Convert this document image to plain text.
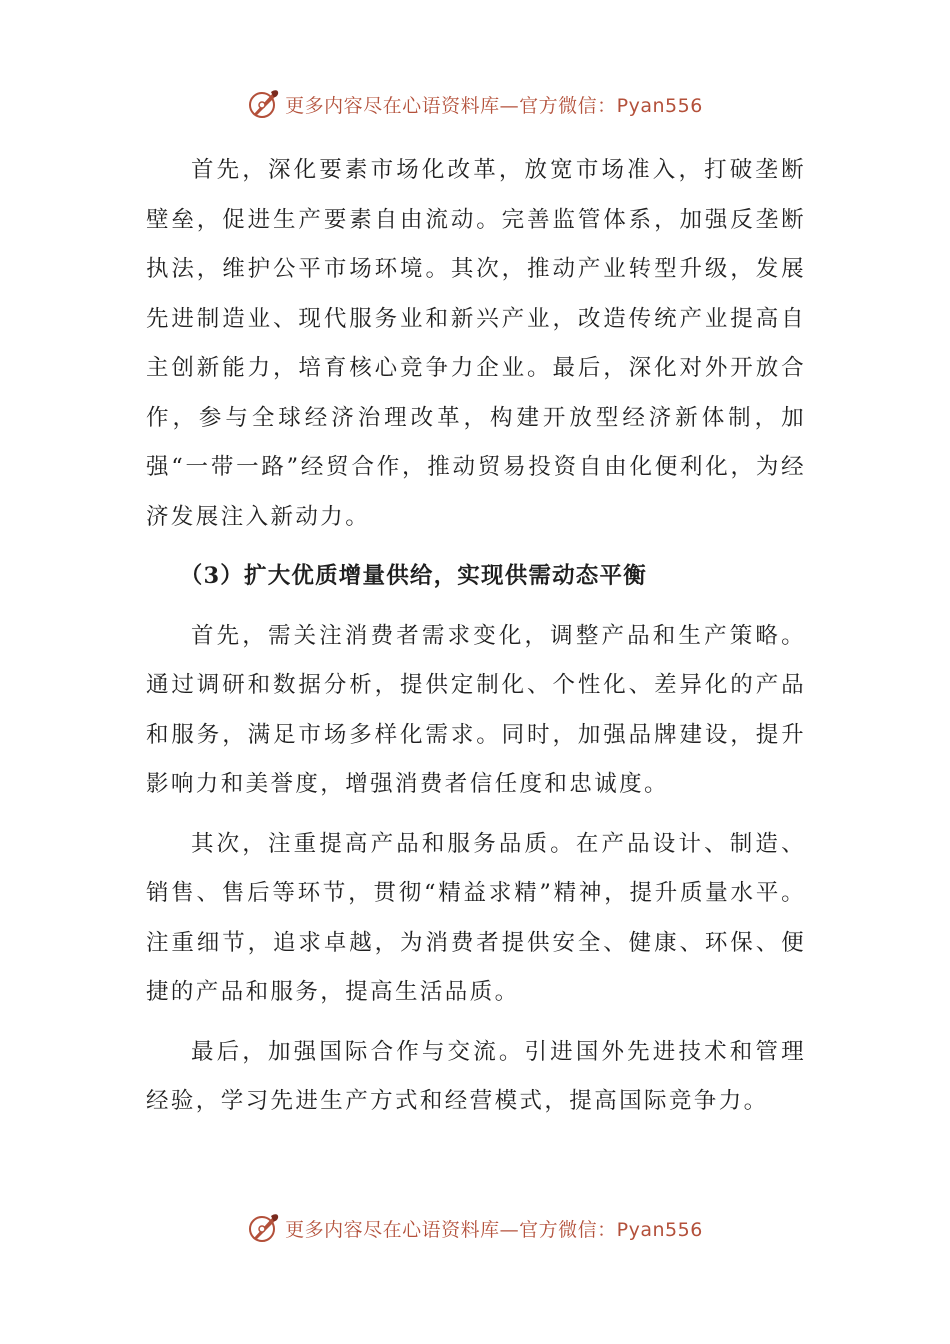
更多内容尽在心语资料库—官方微信：Pyan556

首先，深化要素市场化改革，放宽市场准入，打破垄断壁垒，促进生产要素自由流动。完善监管体系，加强反垄断执法，维护公平市场环境。其次，推动产业转型升级，发展先进制造业、现代服务业和新兴产业，改造传统产业提高自主创新能力，培育核心竞争力企业。最后，深化对外开放合作，参与全球经济治理改革，构建开放型经济新体制，加强“一带一路”经贸合作，推动贸易投资自由化便利化，为经济发展注入新动力。

（3）扩大优质增量供给，实现供需动态平衡

首先，需关注消费者需求变化，调整产品和生产策略。通过调研和数据分析，提供定制化、个性化、差异化的产品和服务，满足市场多样化需求。同时，加强品牌建设，提升影响力和美誉度，增强消费者信任度和忠诚度。

其次，注重提高产品和服务品质。在产品设计、制造、销售、售后等环节，贯彻“精益求精”精神，提升质量水平。注重细节，追求卓越，为消费者提供安全、健康、环保、便捷的产品和服务，提高生活品质。

最后，加强国际合作与交流。引进国外先进技术和管理经验，学习先进生产方式和经营模式，提高国际竞争力。

更多内容尽在心语资料库—官方微信：Pyan556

● **Work required**: Quote the preceding listing precisely and completely, omitting its images.

● **Task answer**:
Convert this document image to plain text.
更多内容尽在心语资料库—官方微信：Pyan556

首先，深化要素市场化改革，放宽市场准入，打破垄断壁垒，促进生产要素自由流动。完善监管体系，加强反垄断执法，维护公平市场环境。其次，推动产业转型升级，发展先进制造业、现代服务业和新兴产业，改造传统产业提高自主创新能力，培育核心竞争力企业。最后，深化对外开放合作，参与全球经济治理改革，构建开放型经济新体制，加强“一带一路”经贸合作，推动贸易投资自由化便利化，为经济发展注入新动力。

（3）扩大优质增量供给，实现供需动态平衡

首先，需关注消费者需求变化，调整产品和生产策略。通过调研和数据分析，提供定制化、个性化、差异化的产品和服务，满足市场多样化需求。同时，加强品牌建设，提升影响力和美誉度，增强消费者信任度和忠诚度。

其次，注重提高产品和服务品质。在产品设计、制造、销售、售后等环节，贯彻“精益求精”精神，提升质量水平。注重细节，追求卓越，为消费者提供安全、健康、环保、便捷的产品和服务，提高生活品质。

最后，加强国际合作与交流。引进国外先进技术和管理经验，学习先进生产方式和经营模式，提高国际竞争力。

更多内容尽在心语资料库—官方微信：Pyan556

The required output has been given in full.